Your task is to retype all of the records below with complete accuracy.

* [Record excerpts]

··········

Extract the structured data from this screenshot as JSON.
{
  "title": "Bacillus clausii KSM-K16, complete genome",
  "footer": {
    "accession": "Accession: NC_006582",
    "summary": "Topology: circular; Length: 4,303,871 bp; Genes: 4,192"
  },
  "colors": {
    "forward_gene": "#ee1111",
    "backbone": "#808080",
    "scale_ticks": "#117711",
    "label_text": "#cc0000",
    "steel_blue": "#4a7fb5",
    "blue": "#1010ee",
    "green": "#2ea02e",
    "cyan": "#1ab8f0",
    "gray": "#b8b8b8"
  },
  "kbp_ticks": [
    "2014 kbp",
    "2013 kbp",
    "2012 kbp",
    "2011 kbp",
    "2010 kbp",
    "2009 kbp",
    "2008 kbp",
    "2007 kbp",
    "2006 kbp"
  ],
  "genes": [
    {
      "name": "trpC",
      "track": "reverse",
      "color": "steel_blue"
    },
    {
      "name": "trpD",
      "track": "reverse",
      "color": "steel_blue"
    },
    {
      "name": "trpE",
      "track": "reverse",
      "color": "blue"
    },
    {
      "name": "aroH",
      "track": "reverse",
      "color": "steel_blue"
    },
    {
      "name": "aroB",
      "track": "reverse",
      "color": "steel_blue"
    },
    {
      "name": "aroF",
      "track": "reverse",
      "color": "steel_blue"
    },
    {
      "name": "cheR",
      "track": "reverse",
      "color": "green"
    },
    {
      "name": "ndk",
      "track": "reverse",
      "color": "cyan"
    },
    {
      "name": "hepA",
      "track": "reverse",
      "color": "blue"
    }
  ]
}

··········

* [Solution to this exercise]
Extract the structured data from this screenshot as JSON.
{
  "title": "Bacillus clausii KSM-K16, complete genome",
  "footer": {
    "accession": "Accession: NC_006582",
    "summary": "Topology: circular; Length: 4,303,871 bp; Genes: 4,192"
  },
  "colors": {
    "forward_gene": "#ee1111",
    "backbone": "#808080",
    "scale_ticks": "#117711",
    "label_text": "#cc0000",
    "steel_blue": "#4a7fb5",
    "blue": "#1010ee",
    "green": "#2ea02e",
    "cyan": "#1ab8f0",
    "gray": "#b8b8b8"
  },
  "kbp_ticks": [
    "2014 kbp",
    "2013 kbp",
    "2012 kbp",
    "2011 kbp",
    "2010 kbp",
    "2009 kbp",
    "2008 kbp",
    "2007 kbp",
    "2006 kbp"
  ],
  "genes": [
    {
      "name": "trpC",
      "track": "reverse",
      "color": "steel_blue"
    },
    {
      "name": "trpD",
      "track": "reverse",
      "color": "steel_blue"
    },
    {
      "name": "trpE",
      "track": "reverse",
      "color": "blue"
    },
    {
      "name": "aroH",
      "track": "reverse",
      "color": "steel_blue"
    },
    {
      "name": "aroB",
      "track": "reverse",
      "color": "steel_blue"
    },
    {
      "name": "aroF",
      "track": "reverse",
      "color": "steel_blue"
    },
    {
      "name": "cheR",
      "track": "reverse",
      "color": "green"
    },
    {
      "name": "ndk",
      "track": "reverse",
      "color": "cyan"
    },
    {
      "name": "hepA",
      "track": "reverse",
      "color": "blue"
    }
  ]
}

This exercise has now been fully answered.